GOAL
Output all of the records exactly as written.

WORKING DATA

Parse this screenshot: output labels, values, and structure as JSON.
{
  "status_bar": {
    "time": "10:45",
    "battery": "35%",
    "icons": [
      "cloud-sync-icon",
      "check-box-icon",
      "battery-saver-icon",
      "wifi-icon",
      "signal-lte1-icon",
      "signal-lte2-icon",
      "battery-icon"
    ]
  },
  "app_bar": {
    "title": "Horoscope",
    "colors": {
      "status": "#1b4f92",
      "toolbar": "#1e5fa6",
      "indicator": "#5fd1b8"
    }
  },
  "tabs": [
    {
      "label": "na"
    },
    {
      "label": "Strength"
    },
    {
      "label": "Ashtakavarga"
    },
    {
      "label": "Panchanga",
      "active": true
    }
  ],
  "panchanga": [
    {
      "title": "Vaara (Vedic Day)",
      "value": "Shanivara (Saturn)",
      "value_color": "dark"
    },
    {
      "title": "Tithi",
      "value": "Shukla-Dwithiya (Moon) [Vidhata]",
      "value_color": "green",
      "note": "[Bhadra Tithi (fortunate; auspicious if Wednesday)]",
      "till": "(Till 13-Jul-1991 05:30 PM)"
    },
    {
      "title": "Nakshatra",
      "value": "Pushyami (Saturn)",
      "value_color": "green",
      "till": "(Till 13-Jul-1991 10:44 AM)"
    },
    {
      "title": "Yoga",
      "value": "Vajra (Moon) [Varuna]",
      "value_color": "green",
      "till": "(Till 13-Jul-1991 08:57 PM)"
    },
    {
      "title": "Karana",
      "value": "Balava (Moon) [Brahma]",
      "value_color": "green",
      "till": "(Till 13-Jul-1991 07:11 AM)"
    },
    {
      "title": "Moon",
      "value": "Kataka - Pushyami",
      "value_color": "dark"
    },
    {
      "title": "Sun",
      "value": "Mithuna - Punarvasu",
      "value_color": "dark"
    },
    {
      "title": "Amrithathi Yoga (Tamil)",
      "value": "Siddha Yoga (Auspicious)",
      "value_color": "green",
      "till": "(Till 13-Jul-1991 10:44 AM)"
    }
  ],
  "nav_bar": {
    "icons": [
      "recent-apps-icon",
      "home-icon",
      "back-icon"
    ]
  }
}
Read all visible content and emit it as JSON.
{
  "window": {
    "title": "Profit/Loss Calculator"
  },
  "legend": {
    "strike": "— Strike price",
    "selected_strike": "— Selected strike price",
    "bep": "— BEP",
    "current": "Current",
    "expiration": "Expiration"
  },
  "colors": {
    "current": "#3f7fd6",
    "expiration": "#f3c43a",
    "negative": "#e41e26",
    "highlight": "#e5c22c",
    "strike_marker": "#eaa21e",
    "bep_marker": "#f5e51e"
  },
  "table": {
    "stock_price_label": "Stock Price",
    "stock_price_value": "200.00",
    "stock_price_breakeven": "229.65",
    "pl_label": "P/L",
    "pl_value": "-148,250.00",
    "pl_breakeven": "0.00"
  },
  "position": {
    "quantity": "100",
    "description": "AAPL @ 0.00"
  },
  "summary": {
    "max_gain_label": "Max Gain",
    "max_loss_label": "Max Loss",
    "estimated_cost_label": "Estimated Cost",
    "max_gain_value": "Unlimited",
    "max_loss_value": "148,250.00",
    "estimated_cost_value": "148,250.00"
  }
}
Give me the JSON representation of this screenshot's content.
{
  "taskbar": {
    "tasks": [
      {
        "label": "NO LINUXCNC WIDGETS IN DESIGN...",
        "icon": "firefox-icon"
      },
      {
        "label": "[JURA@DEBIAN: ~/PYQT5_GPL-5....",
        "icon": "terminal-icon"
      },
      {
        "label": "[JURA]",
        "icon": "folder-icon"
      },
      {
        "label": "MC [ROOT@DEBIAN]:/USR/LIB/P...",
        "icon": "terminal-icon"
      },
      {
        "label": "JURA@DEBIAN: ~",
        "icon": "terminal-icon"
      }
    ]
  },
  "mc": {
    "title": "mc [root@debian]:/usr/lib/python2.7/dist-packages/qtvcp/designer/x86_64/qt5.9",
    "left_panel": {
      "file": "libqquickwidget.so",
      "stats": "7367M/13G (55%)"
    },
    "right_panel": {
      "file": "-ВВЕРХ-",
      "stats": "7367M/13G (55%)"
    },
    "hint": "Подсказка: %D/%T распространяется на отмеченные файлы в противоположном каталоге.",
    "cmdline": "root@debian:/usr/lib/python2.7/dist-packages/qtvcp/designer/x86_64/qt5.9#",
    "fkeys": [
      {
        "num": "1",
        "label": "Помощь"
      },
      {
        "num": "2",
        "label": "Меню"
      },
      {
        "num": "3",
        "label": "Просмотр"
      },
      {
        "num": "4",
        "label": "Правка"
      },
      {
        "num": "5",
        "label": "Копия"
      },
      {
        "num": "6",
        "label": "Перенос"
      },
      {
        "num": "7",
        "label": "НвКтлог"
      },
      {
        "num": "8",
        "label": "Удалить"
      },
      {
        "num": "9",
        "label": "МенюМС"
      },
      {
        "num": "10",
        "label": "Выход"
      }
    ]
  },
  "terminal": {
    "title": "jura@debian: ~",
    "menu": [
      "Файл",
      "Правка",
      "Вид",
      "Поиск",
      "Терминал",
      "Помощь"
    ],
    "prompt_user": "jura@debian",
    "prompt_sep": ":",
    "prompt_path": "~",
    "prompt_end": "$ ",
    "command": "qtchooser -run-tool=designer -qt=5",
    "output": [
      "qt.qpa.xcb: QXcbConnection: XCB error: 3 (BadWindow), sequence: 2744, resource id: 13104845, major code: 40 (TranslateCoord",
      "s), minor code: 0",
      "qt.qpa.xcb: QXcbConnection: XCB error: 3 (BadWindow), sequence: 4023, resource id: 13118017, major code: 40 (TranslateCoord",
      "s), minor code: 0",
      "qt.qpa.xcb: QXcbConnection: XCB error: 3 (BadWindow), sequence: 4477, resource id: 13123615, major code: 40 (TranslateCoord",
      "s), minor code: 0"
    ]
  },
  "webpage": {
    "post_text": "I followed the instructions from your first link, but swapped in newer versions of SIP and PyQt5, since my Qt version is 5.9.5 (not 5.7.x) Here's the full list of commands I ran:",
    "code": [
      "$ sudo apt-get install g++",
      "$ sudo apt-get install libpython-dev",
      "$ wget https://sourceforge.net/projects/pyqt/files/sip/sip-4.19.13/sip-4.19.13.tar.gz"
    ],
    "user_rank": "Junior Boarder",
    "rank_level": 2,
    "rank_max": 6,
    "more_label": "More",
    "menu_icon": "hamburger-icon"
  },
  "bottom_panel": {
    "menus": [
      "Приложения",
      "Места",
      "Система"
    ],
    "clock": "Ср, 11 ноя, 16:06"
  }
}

ANSWER TO THE EXERCISE
Parse this screenshot: output labels, values, and structure as JSON.
{
  "status_bar": {
    "time": "10:45",
    "battery": "35%",
    "icons": [
      "cloud-sync-icon",
      "check-box-icon",
      "battery-saver-icon",
      "wifi-icon",
      "signal-lte1-icon",
      "signal-lte2-icon",
      "battery-icon"
    ]
  },
  "app_bar": {
    "title": "Horoscope",
    "colors": {
      "status": "#1b4f92",
      "toolbar": "#1e5fa6",
      "indicator": "#5fd1b8"
    }
  },
  "tabs": [
    {
      "label": "na"
    },
    {
      "label": "Strength"
    },
    {
      "label": "Ashtakavarga"
    },
    {
      "label": "Panchanga",
      "active": true
    }
  ],
  "panchanga": [
    {
      "title": "Vaara (Vedic Day)",
      "value": "Shanivara (Saturn)",
      "value_color": "dark"
    },
    {
      "title": "Tithi",
      "value": "Shukla-Dwithiya (Moon) [Vidhata]",
      "value_color": "green",
      "note": "[Bhadra Tithi (fortunate; auspicious if Wednesday)]",
      "till": "(Till 13-Jul-1991 05:30 PM)"
    },
    {
      "title": "Nakshatra",
      "value": "Pushyami (Saturn)",
      "value_color": "green",
      "till": "(Till 13-Jul-1991 10:44 AM)"
    },
    {
      "title": "Yoga",
      "value": "Vajra (Moon) [Varuna]",
      "value_color": "green",
      "till": "(Till 13-Jul-1991 08:57 PM)"
    },
    {
      "title": "Karana",
      "value": "Balava (Moon) [Brahma]",
      "value_color": "green",
      "till": "(Till 13-Jul-1991 07:11 AM)"
    },
    {
      "title": "Moon",
      "value": "Kataka - Pushyami",
      "value_color": "dark"
    },
    {
      "title": "Sun",
      "value": "Mithuna - Punarvasu",
      "value_color": "dark"
    },
    {
      "title": "Amrithathi Yoga (Tamil)",
      "value": "Siddha Yoga (Auspicious)",
      "value_color": "green",
      "till": "(Till 13-Jul-1991 10:44 AM)"
    }
  ],
  "nav_bar": {
    "icons": [
      "recent-apps-icon",
      "home-icon",
      "back-icon"
    ]
  }
}
Read all visible content and emit it as JSON.
{
  "window": {
    "title": "Profit/Loss Calculator"
  },
  "legend": {
    "strike": "— Strike price",
    "selected_strike": "— Selected strike price",
    "bep": "— BEP",
    "current": "Current",
    "expiration": "Expiration"
  },
  "colors": {
    "current": "#3f7fd6",
    "expiration": "#f3c43a",
    "negative": "#e41e26",
    "highlight": "#e5c22c",
    "strike_marker": "#eaa21e",
    "bep_marker": "#f5e51e"
  },
  "table": {
    "stock_price_label": "Stock Price",
    "stock_price_value": "200.00",
    "stock_price_breakeven": "229.65",
    "pl_label": "P/L",
    "pl_value": "-148,250.00",
    "pl_breakeven": "0.00"
  },
  "position": {
    "quantity": "100",
    "description": "AAPL @ 0.00"
  },
  "summary": {
    "max_gain_label": "Max Gain",
    "max_loss_label": "Max Loss",
    "estimated_cost_label": "Estimated Cost",
    "max_gain_value": "Unlimited",
    "max_loss_value": "148,250.00",
    "estimated_cost_value": "148,250.00"
  }
}
Give me the JSON representation of this screenshot's content.
{
  "taskbar": {
    "tasks": [
      {
        "label": "NO LINUXCNC WIDGETS IN DESIGN...",
        "icon": "firefox-icon"
      },
      {
        "label": "[JURA@DEBIAN: ~/PYQT5_GPL-5....",
        "icon": "terminal-icon"
      },
      {
        "label": "[JURA]",
        "icon": "folder-icon"
      },
      {
        "label": "MC [ROOT@DEBIAN]:/USR/LIB/P...",
        "icon": "terminal-icon"
      },
      {
        "label": "JURA@DEBIAN: ~",
        "icon": "terminal-icon"
      }
    ]
  },
  "mc": {
    "title": "mc [root@debian]:/usr/lib/python2.7/dist-packages/qtvcp/designer/x86_64/qt5.9",
    "left_panel": {
      "file": "libqquickwidget.so",
      "stats": "7367M/13G (55%)"
    },
    "right_panel": {
      "file": "-ВВЕРХ-",
      "stats": "7367M/13G (55%)"
    },
    "hint": "Подсказка: %D/%T распространяется на отмеченные файлы в противоположном каталоге.",
    "cmdline": "root@debian:/usr/lib/python2.7/dist-packages/qtvcp/designer/x86_64/qt5.9#",
    "fkeys": [
      {
        "num": "1",
        "label": "Помощь"
      },
      {
        "num": "2",
        "label": "Меню"
      },
      {
        "num": "3",
        "label": "Просмотр"
      },
      {
        "num": "4",
        "label": "Правка"
      },
      {
        "num": "5",
        "label": "Копия"
      },
      {
        "num": "6",
        "label": "Перенос"
      },
      {
        "num": "7",
        "label": "НвКтлог"
      },
      {
        "num": "8",
        "label": "Удалить"
      },
      {
        "num": "9",
        "label": "МенюМС"
      },
      {
        "num": "10",
        "label": "Выход"
      }
    ]
  },
  "terminal": {
    "title": "jura@debian: ~",
    "menu": [
      "Файл",
      "Правка",
      "Вид",
      "Поиск",
      "Терминал",
      "Помощь"
    ],
    "prompt_user": "jura@debian",
    "prompt_sep": ":",
    "prompt_path": "~",
    "prompt_end": "$ ",
    "command": "qtchooser -run-tool=designer -qt=5",
    "output": [
      "qt.qpa.xcb: QXcbConnection: XCB error: 3 (BadWindow), sequence: 2744, resource id: 13104845, major code: 40 (TranslateCoord",
      "s), minor code: 0",
      "qt.qpa.xcb: QXcbConnection: XCB error: 3 (BadWindow), sequence: 4023, resource id: 13118017, major code: 40 (TranslateCoord",
      "s), minor code: 0",
      "qt.qpa.xcb: QXcbConnection: XCB error: 3 (BadWindow), sequence: 4477, resource id: 13123615, major code: 40 (TranslateCoord",
      "s), minor code: 0"
    ]
  },
  "webpage": {
    "post_text": "I followed the instructions from your first link, but swapped in newer versions of SIP and PyQt5, since my Qt version is 5.9.5 (not 5.7.x) Here's the full list of commands I ran:",
    "code": [
      "$ sudo apt-get install g++",
      "$ sudo apt-get install libpython-dev",
      "$ wget https://sourceforge.net/projects/pyqt/files/sip/sip-4.19.13/sip-4.19.13.tar.gz"
    ],
    "user_rank": "Junior Boarder",
    "rank_level": 2,
    "rank_max": 6,
    "more_label": "More",
    "menu_icon": "hamburger-icon"
  },
  "bottom_panel": {
    "menus": [
      "Приложения",
      "Места",
      "Система"
    ],
    "clock": "Ср, 11 ноя, 16:06"
  }
}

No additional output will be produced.